# Task item A:
According to the passage about PublishAmerica, what is the best range of copy sales the writer might possibly enjoy?
# Task item B:
From the passage about PublishAmerica, copy the text starting at "Recently, an excited" and ending at "take a chance.".

Recently, an excited writer on an email group I’m in, wrote that after all the CBA publishers had rejected her book, she finally had a contract offer from a publisher who was willing to take a chance.
The problem: the publisher in question is PublishAmerica, and because the writer in question said she’d been very close to going the self-publishing route before she got their offer, I have the feeling she doesn’t know that PublishAmerica is as close to self-publishing as one can get without forking out money up front. Real editing won’t be there. Real marketing won’t be there. The best copy sales she might possibly enjoy is in the low to mid four figures.
There are, of course, times and reasons for going the self-publishing route, but that’s a tough direction to take with fiction. The big boxes and chains (Borders, B&N, Costco, Walmart, Sam’s, Family Christian, Lifeway) don’t stock the books. Yes, they (print-on-demand books) can be ordered, but fiction is mostly an impulse buy. You need that physical exposure to get the books into the hands of readers.

# Dataset records:

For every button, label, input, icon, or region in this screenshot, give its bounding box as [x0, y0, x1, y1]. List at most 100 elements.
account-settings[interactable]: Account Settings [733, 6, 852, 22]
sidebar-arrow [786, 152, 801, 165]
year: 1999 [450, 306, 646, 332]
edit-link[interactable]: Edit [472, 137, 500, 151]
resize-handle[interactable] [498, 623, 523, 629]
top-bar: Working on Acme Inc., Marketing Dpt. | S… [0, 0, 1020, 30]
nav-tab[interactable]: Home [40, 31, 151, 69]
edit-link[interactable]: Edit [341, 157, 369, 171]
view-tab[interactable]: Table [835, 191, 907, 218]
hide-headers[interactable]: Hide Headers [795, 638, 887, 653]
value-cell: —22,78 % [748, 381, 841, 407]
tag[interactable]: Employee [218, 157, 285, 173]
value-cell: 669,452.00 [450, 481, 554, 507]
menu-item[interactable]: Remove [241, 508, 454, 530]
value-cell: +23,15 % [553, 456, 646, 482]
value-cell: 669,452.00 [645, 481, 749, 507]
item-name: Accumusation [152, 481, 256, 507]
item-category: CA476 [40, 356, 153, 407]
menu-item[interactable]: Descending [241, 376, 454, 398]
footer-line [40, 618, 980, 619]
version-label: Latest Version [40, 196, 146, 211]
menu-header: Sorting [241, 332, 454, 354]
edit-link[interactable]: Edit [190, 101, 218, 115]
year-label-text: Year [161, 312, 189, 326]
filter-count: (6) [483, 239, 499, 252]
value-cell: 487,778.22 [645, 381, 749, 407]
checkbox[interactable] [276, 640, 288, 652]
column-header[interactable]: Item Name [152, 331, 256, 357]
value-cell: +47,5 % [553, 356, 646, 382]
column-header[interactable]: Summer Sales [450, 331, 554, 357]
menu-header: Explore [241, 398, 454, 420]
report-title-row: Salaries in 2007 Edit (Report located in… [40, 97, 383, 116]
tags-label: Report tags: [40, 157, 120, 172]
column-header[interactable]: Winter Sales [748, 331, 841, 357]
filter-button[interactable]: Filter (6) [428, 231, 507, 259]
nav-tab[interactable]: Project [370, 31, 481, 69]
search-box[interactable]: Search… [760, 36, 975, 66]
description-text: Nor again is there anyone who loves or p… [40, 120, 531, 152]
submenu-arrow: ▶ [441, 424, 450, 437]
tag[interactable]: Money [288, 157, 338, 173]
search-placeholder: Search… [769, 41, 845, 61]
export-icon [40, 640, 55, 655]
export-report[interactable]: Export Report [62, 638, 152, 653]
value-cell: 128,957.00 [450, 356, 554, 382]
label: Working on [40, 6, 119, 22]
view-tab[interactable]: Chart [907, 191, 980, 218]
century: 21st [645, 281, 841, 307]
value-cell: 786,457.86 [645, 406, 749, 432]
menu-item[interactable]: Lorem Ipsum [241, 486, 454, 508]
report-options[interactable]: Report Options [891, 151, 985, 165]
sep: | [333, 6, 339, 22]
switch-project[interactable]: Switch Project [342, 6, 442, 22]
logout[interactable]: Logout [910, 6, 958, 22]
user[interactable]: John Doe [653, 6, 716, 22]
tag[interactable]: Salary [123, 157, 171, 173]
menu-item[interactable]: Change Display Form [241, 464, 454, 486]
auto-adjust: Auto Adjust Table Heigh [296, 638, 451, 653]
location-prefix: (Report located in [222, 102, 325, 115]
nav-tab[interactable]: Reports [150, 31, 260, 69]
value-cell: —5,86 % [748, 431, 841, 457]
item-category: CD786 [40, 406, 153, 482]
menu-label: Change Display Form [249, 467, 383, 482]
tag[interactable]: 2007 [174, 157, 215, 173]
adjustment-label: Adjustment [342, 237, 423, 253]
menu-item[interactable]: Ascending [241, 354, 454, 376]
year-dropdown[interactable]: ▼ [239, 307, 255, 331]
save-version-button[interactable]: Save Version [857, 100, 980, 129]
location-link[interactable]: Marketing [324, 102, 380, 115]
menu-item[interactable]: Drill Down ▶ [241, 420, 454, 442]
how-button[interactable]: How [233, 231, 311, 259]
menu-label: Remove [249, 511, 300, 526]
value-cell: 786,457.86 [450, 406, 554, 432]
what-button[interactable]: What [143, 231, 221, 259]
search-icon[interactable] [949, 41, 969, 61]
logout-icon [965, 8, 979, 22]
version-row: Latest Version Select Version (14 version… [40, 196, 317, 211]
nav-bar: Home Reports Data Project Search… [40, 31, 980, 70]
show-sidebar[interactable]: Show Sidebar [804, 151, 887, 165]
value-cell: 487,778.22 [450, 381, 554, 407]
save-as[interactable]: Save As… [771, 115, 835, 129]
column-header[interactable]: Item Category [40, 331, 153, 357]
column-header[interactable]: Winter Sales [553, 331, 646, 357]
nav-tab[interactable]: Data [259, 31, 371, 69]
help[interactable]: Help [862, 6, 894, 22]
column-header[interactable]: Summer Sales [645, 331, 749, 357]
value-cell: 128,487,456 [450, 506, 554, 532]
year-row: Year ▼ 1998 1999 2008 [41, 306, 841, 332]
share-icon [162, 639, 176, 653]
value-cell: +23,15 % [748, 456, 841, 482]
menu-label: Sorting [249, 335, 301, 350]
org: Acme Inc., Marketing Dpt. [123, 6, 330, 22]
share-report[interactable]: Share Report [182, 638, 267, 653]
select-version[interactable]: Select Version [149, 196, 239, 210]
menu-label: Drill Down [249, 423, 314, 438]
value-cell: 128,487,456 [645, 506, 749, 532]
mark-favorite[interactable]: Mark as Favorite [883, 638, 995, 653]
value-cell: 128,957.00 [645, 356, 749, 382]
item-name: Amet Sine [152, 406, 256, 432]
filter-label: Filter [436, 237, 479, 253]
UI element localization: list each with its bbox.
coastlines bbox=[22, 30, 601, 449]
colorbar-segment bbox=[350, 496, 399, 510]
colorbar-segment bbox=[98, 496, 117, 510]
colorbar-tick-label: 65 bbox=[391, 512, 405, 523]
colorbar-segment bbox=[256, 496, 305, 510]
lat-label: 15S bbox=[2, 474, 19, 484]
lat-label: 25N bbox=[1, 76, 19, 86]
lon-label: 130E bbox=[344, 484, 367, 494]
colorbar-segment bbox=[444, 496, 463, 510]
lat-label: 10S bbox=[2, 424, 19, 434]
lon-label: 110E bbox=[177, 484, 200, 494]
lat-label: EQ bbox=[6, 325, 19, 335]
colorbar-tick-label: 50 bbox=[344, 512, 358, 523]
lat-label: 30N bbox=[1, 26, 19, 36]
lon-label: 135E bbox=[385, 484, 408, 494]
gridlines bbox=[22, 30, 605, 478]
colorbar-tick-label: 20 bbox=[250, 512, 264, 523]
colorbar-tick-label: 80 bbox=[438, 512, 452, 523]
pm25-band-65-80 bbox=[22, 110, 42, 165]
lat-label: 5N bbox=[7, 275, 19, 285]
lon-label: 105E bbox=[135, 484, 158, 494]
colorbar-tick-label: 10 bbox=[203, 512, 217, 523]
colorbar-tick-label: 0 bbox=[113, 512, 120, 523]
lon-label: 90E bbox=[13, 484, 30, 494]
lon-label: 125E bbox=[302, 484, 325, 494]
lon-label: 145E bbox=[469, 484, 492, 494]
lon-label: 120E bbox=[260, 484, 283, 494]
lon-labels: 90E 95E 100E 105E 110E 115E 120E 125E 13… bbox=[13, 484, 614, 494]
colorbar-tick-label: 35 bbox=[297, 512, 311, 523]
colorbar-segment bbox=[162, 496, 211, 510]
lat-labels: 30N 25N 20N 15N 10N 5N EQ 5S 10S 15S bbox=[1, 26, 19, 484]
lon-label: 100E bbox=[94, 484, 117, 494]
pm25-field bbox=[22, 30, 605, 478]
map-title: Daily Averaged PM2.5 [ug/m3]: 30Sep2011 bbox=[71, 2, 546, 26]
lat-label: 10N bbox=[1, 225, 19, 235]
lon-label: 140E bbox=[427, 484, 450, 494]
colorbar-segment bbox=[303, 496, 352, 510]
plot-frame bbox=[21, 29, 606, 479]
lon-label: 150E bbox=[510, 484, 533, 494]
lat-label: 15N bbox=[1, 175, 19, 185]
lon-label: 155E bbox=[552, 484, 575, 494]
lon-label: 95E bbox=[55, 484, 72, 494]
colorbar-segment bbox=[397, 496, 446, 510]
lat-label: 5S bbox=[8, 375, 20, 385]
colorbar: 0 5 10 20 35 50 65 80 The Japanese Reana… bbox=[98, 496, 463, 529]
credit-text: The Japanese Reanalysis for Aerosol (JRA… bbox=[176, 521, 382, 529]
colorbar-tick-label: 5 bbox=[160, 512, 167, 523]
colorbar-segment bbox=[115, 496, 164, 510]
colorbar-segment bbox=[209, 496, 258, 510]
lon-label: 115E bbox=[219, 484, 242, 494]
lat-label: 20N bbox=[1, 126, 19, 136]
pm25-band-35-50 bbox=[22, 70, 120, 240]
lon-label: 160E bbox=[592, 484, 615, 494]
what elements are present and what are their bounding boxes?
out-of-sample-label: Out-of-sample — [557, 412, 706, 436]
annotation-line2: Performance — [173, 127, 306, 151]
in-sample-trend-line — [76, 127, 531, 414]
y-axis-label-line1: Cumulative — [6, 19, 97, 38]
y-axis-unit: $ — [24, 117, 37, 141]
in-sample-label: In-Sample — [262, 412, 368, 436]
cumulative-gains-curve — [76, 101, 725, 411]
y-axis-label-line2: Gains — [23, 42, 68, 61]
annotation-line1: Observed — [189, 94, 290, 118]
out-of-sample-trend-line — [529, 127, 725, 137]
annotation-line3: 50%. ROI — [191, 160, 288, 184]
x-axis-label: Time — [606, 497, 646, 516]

# Expected answer A:
The low to mid four figures.

# Expected answer B:
Recently, an excited writer on an email group I’m in, wrote that after all the CBA publishers had rejected her book, she finally had a contract offer from a publisher who was willing to take a chance.